Work through the data and report how many lines include the string "Contains", giving the number alone.

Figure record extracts
_ _ _

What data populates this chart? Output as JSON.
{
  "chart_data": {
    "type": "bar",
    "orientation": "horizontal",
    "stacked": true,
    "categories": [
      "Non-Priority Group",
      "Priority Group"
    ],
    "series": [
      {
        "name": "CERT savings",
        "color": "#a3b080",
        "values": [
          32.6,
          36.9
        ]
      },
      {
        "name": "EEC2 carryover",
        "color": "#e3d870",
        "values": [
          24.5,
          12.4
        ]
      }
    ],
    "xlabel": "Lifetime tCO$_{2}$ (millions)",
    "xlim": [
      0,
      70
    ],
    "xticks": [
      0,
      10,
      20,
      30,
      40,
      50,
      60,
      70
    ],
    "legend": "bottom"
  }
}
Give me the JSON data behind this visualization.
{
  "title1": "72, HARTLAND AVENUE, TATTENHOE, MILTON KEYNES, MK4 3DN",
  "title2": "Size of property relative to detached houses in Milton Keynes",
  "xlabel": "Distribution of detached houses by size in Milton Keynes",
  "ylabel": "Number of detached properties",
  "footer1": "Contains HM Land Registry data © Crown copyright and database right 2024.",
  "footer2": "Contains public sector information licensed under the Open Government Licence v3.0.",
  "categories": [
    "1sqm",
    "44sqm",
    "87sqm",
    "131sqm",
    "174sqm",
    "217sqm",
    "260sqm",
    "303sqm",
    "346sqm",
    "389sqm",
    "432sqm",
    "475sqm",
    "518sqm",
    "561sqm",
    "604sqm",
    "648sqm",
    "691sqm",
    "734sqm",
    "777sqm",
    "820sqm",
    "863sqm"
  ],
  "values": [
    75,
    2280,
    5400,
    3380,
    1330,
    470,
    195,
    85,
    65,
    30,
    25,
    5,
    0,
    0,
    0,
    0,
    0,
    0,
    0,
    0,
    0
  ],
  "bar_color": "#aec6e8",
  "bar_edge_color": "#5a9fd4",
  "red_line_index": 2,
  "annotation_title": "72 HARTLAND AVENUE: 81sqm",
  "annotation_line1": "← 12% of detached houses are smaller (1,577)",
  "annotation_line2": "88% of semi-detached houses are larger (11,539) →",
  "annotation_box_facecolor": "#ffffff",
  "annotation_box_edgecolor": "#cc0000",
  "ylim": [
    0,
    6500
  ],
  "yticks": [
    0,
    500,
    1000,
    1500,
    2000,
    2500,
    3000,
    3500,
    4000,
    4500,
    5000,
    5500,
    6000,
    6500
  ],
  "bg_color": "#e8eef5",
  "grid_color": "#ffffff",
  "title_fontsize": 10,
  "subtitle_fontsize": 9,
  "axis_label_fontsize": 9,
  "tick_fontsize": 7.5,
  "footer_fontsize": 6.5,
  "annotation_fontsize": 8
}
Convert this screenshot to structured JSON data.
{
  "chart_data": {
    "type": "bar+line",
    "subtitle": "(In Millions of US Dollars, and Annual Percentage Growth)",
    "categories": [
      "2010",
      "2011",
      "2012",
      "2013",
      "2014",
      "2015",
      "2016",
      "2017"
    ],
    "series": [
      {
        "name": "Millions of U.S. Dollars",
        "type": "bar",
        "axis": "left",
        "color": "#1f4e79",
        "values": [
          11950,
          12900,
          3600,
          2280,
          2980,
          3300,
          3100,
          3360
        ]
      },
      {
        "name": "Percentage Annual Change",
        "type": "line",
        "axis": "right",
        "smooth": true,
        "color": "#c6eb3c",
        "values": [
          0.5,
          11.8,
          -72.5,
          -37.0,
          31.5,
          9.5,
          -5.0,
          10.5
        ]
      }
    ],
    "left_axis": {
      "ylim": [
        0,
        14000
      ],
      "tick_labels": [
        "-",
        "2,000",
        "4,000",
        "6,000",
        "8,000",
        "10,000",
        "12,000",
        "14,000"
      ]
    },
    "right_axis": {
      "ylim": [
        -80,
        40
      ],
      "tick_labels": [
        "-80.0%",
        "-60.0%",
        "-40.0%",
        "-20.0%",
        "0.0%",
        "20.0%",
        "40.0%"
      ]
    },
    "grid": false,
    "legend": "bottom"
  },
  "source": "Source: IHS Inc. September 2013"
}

_ _ _

● **Task output**:
2